-------- MATERIAL SUPPLIED --------
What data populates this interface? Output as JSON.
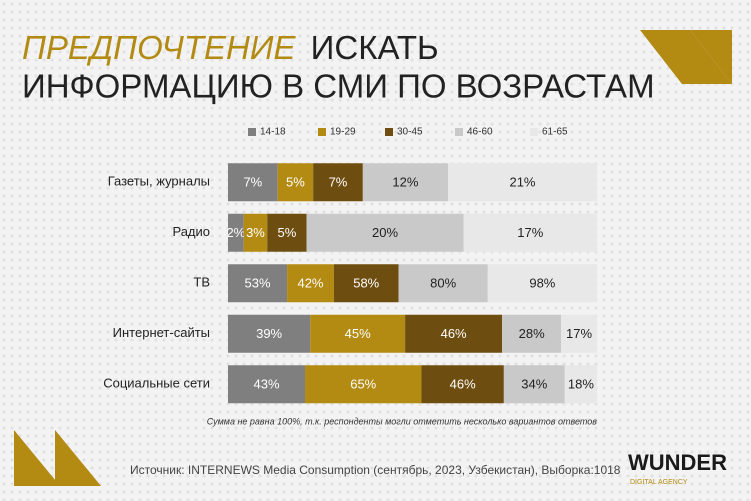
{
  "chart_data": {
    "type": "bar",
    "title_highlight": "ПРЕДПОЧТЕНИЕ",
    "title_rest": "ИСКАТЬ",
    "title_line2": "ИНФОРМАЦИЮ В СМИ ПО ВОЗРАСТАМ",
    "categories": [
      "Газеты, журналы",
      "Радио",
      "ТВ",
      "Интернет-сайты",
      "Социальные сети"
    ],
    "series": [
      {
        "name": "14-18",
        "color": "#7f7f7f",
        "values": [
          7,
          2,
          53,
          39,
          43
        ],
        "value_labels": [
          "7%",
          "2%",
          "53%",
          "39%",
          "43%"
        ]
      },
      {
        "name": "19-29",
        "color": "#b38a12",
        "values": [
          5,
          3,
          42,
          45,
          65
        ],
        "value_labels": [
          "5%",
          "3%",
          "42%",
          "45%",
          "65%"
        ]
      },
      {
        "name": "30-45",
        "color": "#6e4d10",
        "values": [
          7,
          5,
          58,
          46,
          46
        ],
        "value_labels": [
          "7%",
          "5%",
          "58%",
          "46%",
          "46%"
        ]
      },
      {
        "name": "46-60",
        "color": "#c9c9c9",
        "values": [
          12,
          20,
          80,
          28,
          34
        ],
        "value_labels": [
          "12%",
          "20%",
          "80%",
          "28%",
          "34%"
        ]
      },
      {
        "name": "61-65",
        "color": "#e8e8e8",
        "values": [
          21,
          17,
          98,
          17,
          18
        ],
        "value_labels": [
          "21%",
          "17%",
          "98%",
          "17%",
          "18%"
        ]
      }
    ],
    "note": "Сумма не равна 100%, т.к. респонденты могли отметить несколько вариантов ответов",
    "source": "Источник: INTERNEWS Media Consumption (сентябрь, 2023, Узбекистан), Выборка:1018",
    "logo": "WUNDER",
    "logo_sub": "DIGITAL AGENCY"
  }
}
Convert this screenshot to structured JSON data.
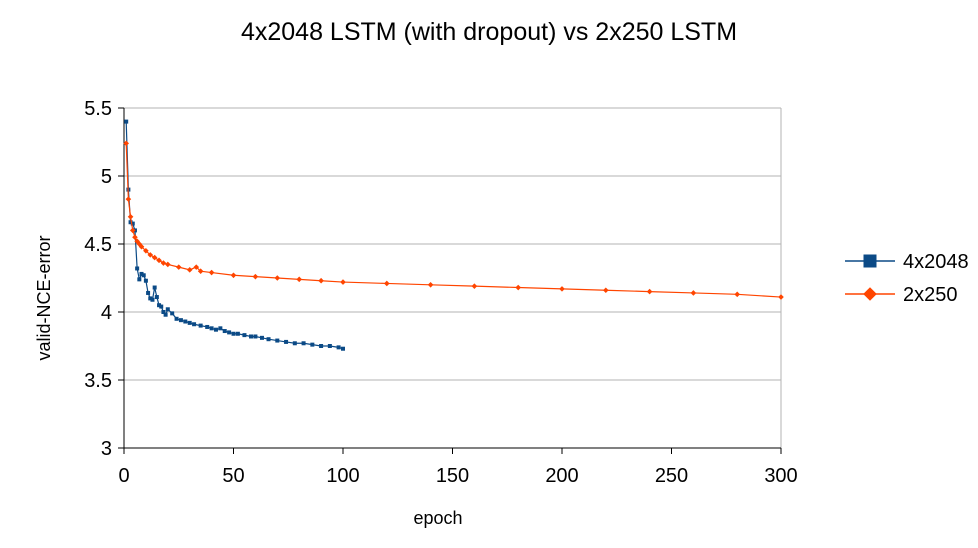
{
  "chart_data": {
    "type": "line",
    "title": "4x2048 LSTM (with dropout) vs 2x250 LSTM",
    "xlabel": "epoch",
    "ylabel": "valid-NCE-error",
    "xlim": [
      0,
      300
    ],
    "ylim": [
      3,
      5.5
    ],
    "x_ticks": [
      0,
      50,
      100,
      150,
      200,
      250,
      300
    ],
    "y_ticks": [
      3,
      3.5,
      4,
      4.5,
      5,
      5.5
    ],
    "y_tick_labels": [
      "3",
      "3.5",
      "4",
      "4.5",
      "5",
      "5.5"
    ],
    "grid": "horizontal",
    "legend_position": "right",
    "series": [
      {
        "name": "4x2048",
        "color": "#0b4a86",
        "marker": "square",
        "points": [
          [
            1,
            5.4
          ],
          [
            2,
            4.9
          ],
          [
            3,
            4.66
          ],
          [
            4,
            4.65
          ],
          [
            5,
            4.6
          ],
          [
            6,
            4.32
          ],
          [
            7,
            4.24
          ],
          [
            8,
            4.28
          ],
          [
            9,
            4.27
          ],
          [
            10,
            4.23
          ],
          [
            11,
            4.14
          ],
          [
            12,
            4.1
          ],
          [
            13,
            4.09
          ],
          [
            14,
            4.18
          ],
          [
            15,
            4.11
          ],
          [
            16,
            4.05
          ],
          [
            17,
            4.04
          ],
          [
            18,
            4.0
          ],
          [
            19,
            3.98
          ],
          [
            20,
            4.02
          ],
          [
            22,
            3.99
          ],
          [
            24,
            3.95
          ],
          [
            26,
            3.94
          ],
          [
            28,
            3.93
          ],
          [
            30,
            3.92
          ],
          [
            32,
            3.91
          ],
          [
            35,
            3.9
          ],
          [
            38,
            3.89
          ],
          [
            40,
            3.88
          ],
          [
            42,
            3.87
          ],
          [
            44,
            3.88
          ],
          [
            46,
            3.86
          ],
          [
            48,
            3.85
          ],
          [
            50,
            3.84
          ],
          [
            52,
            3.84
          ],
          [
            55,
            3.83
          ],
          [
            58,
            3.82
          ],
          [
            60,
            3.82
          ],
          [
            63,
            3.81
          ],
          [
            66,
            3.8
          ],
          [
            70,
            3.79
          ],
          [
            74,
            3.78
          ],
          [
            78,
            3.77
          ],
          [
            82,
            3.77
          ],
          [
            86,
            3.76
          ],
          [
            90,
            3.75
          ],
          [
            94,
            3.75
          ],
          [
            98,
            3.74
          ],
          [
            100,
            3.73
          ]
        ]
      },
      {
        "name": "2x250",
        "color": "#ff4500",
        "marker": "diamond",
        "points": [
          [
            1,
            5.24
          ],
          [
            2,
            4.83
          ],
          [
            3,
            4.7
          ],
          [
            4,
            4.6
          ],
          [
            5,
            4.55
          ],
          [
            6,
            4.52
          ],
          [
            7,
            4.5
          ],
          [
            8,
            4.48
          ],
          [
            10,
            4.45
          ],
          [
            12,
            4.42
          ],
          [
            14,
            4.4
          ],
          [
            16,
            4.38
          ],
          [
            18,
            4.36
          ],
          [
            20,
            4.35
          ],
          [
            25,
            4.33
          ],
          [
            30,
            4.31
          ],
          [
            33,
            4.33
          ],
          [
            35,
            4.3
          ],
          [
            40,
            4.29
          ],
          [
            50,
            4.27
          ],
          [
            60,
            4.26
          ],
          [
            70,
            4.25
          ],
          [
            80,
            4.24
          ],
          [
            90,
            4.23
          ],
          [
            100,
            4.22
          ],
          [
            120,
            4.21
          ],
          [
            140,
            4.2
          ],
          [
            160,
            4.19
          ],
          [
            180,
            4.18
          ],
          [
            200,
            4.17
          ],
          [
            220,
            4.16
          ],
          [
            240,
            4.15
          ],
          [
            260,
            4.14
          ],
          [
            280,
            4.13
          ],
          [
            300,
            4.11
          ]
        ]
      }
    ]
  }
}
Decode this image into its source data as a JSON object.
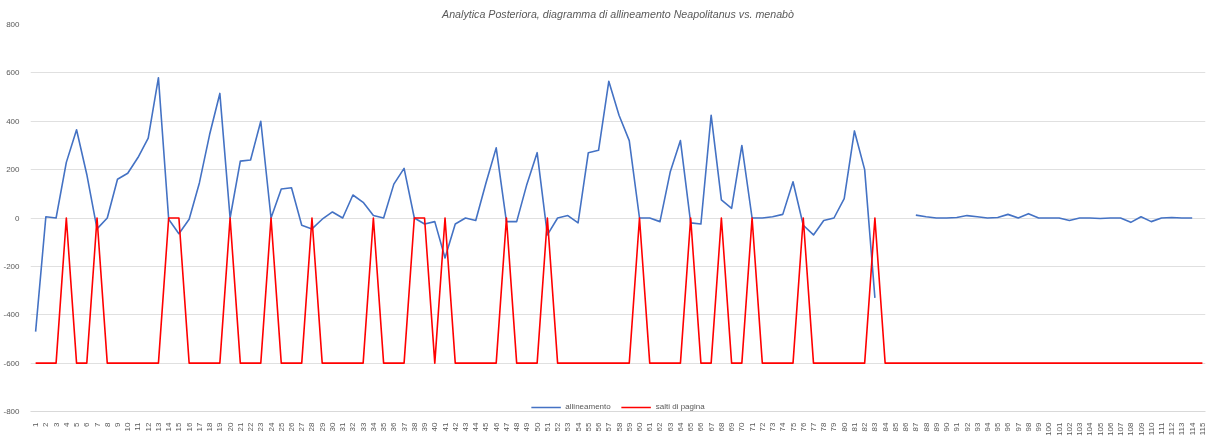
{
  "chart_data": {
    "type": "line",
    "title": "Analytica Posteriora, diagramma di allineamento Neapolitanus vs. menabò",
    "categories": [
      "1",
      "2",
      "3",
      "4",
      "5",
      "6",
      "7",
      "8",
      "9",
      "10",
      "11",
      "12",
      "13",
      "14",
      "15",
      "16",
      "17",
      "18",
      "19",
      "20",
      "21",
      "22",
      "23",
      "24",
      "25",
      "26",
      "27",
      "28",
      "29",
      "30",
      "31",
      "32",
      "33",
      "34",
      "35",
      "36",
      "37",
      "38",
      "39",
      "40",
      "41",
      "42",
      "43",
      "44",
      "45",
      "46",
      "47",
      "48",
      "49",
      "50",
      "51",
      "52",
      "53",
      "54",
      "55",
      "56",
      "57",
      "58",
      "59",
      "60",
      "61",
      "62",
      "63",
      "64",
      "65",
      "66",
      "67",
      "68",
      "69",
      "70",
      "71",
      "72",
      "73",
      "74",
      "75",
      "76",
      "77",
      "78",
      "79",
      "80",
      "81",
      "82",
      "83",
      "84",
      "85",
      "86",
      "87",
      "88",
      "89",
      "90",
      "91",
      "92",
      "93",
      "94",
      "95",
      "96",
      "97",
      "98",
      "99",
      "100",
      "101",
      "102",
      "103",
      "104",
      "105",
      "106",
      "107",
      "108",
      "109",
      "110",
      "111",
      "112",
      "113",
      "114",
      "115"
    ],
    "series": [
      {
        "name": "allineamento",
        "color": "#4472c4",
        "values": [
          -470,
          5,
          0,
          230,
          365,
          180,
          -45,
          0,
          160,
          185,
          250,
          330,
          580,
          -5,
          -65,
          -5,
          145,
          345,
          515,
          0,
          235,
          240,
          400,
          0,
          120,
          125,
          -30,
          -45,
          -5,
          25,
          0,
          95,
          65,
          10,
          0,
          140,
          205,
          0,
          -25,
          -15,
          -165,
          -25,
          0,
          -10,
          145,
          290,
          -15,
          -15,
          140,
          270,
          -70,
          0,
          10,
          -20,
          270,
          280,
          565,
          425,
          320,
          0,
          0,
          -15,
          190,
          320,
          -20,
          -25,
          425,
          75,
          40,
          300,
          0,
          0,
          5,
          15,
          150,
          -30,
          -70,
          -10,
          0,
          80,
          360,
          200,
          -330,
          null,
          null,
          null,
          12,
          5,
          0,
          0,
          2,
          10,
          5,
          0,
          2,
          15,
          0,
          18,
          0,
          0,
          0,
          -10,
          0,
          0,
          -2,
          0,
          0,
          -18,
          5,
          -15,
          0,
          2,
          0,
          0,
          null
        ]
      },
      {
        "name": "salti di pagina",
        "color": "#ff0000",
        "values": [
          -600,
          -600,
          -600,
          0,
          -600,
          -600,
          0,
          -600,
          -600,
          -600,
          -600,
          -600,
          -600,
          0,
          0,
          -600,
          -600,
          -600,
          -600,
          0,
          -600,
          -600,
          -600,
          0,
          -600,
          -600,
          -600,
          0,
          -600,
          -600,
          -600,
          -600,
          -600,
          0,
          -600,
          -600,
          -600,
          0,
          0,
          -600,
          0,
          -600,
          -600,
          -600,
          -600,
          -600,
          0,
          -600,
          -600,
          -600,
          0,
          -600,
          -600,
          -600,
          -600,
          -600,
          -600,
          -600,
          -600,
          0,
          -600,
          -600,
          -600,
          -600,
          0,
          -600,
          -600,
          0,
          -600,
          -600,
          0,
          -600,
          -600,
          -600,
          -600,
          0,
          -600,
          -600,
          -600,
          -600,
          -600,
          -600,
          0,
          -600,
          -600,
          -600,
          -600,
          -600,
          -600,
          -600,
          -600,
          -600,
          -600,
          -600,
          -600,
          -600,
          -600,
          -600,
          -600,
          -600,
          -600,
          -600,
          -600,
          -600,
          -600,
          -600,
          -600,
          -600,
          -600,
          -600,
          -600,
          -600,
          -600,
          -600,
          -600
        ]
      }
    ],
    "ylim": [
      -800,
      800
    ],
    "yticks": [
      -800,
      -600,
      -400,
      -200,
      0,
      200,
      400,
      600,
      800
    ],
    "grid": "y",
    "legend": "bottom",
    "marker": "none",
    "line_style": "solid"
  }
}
--------
*EXERCISE DETAILS*
For this exercise, gather every line of the data that contains the word "JSON".

*RESPONSE TO THIS EXERCISE*
What data populates this interface? Output as JSON.
Convert this screenshot to structured JSON data.
Decode this image into its source data as a JSON object.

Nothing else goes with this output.